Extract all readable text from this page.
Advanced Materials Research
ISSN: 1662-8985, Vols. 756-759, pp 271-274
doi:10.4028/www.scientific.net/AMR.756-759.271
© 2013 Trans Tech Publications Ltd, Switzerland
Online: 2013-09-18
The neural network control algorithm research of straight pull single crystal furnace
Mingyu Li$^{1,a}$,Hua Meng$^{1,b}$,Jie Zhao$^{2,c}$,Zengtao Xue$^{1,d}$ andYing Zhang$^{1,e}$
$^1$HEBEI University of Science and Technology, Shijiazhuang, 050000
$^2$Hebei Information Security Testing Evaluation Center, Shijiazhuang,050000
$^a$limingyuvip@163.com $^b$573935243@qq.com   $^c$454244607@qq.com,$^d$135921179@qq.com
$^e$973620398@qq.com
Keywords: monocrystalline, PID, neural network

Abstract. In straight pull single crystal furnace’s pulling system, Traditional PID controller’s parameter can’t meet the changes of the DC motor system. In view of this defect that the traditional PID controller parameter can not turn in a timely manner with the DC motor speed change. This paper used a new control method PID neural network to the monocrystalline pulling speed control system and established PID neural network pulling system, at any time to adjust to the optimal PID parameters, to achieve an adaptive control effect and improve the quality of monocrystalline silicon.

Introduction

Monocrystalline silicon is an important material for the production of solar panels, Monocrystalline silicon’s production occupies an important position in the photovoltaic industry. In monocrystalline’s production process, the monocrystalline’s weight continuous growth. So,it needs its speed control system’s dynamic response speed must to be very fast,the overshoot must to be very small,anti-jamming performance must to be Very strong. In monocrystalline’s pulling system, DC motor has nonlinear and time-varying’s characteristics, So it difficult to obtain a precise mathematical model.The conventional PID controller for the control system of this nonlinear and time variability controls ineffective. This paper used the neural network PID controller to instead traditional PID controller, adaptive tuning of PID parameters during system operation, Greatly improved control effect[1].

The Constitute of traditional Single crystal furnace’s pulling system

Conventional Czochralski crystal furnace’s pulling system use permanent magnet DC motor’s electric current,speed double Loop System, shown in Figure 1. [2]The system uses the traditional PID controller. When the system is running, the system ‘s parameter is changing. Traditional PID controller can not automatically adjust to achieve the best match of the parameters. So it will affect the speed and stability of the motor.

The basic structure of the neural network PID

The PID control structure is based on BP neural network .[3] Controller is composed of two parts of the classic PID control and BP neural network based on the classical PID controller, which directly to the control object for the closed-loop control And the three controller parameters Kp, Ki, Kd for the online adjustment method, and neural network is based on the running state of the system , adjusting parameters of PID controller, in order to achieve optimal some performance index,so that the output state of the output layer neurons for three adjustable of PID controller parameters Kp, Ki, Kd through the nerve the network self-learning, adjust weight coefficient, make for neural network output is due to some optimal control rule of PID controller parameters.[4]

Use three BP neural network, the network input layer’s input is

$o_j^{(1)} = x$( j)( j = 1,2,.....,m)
___
Determine how many lines of the material include the string "straight". Output only that count.

2